_Working data_.
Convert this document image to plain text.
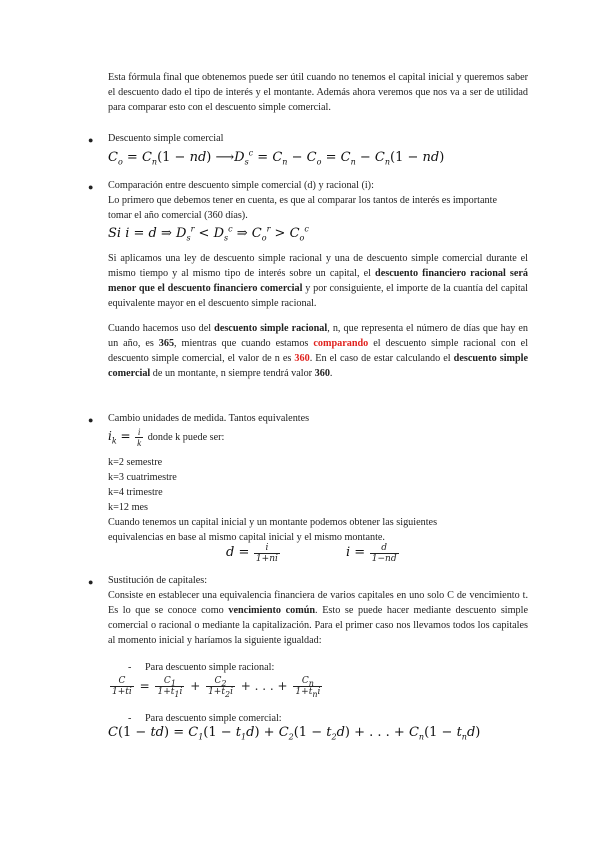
Esta fórmula final que obtenemos puede ser útil cuando no tenemos el capital inicial y queremos saber el descuento dado el tipo de interés y el montante. Además ahora veremos que nos va a ser de utilidad para comparar esto con el descuento simple comercial.
● Descuento simple comercial
$C_o = C_n(1 - nd)$ $⟶D_s^c = C_n - C_o = C_n - C_n(1 - nd)$
● Comparación entre descuento simple comercial (d) y racional (i):
Lo primero que debemos tener en cuenta, es que al comparar los tantos de interés es importante tomar el año comercial (360 días).
Si i = d ⇒ $D_s^r < D_s^c$ ⇒ $C_o^r > C_o^c$
Si aplicamos una ley de descuento simple racional y una de descuento simple comercial durante el mismo tiempo y al mismo tipo de interés sobre un capital, el descuento financiero racional será menor que el descuento financiero comercial y por consiguiente, el importe de la cuantía del capital equivalente mayor en el descuento simple racional.
Cuando hacemos uso del descuento simple racional, n, que representa el número de días que hay en un año, es 365, mientras que cuando estamos comparando el descuento simple racional con el descuento simple comercial, el valor de n es 360. En el caso de estar calculando el descuento simple comercial de un montante, n siempre tendrá valor 360.
● Cambio unidades de medida. Tantos equivalentes
$i_k = \frac{i}{k}$ donde k puede ser:
k=2 semestre
k=3 cuatrimestre
k=4 trimestre
k=12 mes
Cuando tenemos un capital inicial y un montante podemos obtener las siguientes equivalencias en base al mismo capital inicial y el mismo montante.
$d = \frac{i}{1+ni}$	$i = \frac{d}{1-nd}$
● Sustitución de capitales:
Consiste en establecer una equivalencia financiera de varios capitales en uno solo C de vencimiento t. Es lo que se conoce como vencimiento común. Esto se puede hacer mediante descuento simple comercial o racional o mediante la capitalización. Para el primer caso nos llevamos todos los capitales al momento inicial y haríamos la siguiente igualdad:
- Para descuento simple racional:
$\frac{C}{1+ti} = \frac{C_1}{1+t_1i} + \frac{C_2}{1+t_2i}$ + . . . + $\frac{C_n}{1+t_ni}$
- Para descuento simple comercial:
$C(1 - td) = C_1(1 - t_1d) + C_2(1 - t_2d)$ + . . . + $C_n(1 - t_nd)$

_Instruction_.
In how many lines does the word "capitales" appear? Respond with the number alone.

_Answer below_.
2